§ TASK DESCRIPTION:
Repeat the material verbatim and drop the pictures.

Stored entries
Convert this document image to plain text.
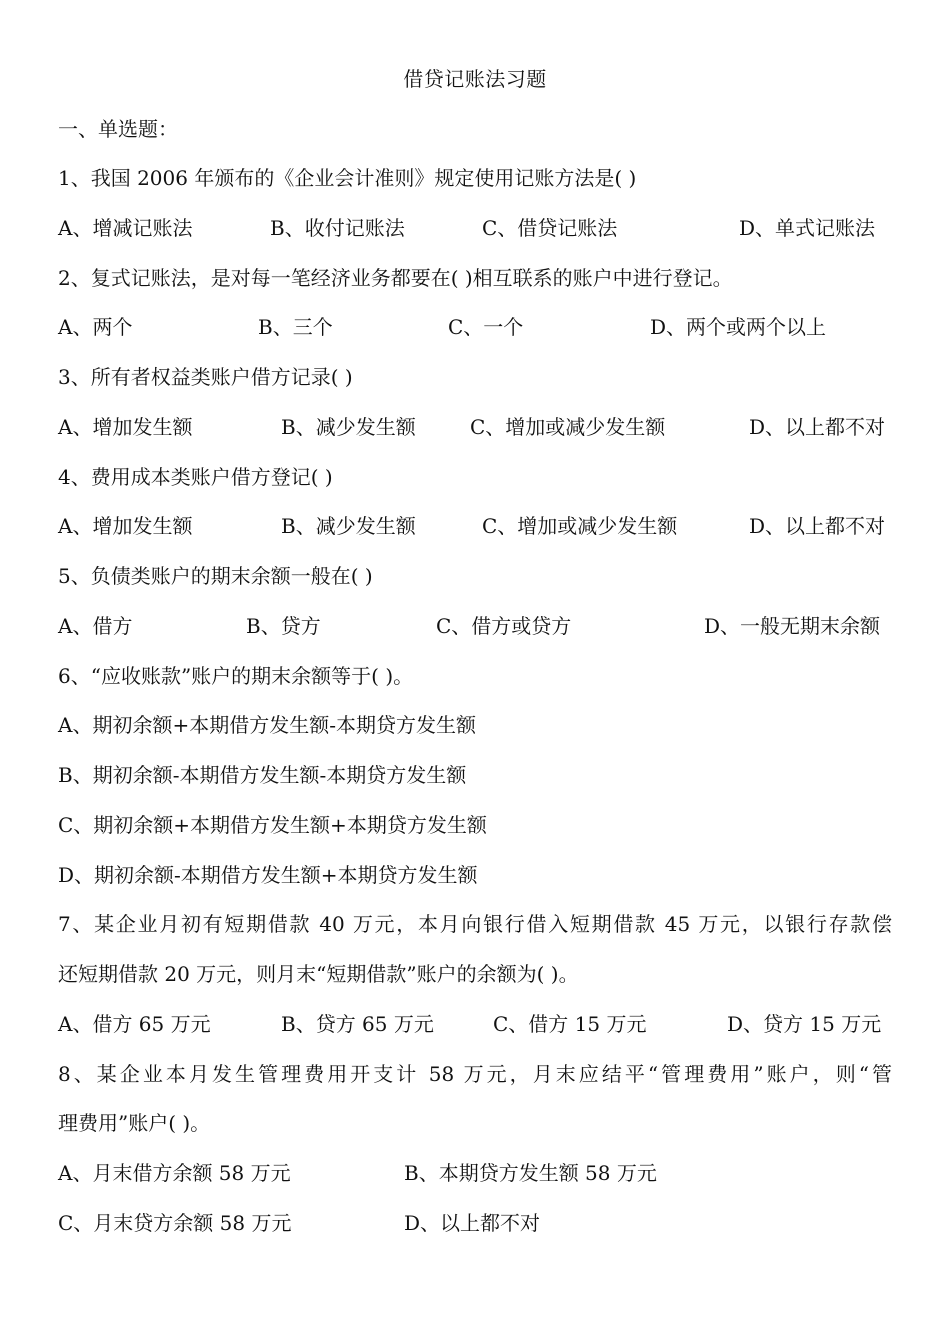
借贷记账法习题
一、单选题：
1、我国 2006 年颁布的《企业会计准则》规定使用记账方法是( )
A、增减记账法	B、收付记账法	C、借贷记账法	D、单式记账法
2、复式记账法，是对每一笔经济业务都要在( )相互联系的账户中进行登记。
A、两个	B、三个	C、一个	D、两个或两个以上
3、所有者权益类账户借方记录( )
A、增加发生额	B、减少发生额	C、增加或减少发生额	D、以上都不对
4、费用成本类账户借方登记( )
A、增加发生额	B、减少发生额	C、增加或减少发生额	D、以上都不对
5、负债类账户的期末余额一般在( )
A、借方	B、贷方	C、借方或贷方	D、一般无期末余额
6、“应收账款”账户的期末余额等于( )。
A、期初余额+本期借方发生额-本期贷方发生额
B、期初余额-本期借方发生额-本期贷方发生额
C、期初余额+本期借方发生额+本期贷方发生额
D、期初余额-本期借方发生额+本期贷方发生额
7、某企业月初有短期借款 40 万元，本月向银行借入短期借款 45 万元，以银行存款偿
还短期借款 20 万元，则月末“短期借款”账户的余额为( )。
A、借方 65 万元	B、贷方 65 万元	C、借方 15 万元	D、贷方 15 万元
8、某企业本月发生管理费用开支计 58 万元，月末应结平“管理费用”账户，则“管
理费用”账户( )。
A、月末借方余额 58 万元	B、本期贷方发生额 58 万元
C、月末贷方余额 58 万元	D、以上都不对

§ COMPLETE OUTPUT:
Convert this document image to plain text.
借贷记账法习题
一、单选题：
1、我国 2006 年颁布的《企业会计准则》规定使用记账方法是( )
A、增减记账法	B、收付记账法	C、借贷记账法	D、单式记账法
2、复式记账法，是对每一笔经济业务都要在( )相互联系的账户中进行登记。
A、两个	B、三个	C、一个	D、两个或两个以上
3、所有者权益类账户借方记录( )
A、增加发生额	B、减少发生额	C、增加或减少发生额	D、以上都不对
4、费用成本类账户借方登记( )
A、增加发生额	B、减少发生额	C、增加或减少发生额	D、以上都不对
5、负债类账户的期末余额一般在( )
A、借方	B、贷方	C、借方或贷方	D、一般无期末余额
6、“应收账款”账户的期末余额等于( )。
A、期初余额+本期借方发生额-本期贷方发生额
B、期初余额-本期借方发生额-本期贷方发生额
C、期初余额+本期借方发生额+本期贷方发生额
D、期初余额-本期借方发生额+本期贷方发生额
7、某企业月初有短期借款 40 万元，本月向银行借入短期借款 45 万元，以银行存款偿
还短期借款 20 万元，则月末“短期借款”账户的余额为( )。
A、借方 65 万元	B、贷方 65 万元	C、借方 15 万元	D、贷方 15 万元
8、某企业本月发生管理费用开支计 58 万元，月末应结平“管理费用”账户，则“管
理费用”账户( )。
A、月末借方余额 58 万元	B、本期贷方发生额 58 万元
C、月末贷方余额 58 万元	D、以上都不对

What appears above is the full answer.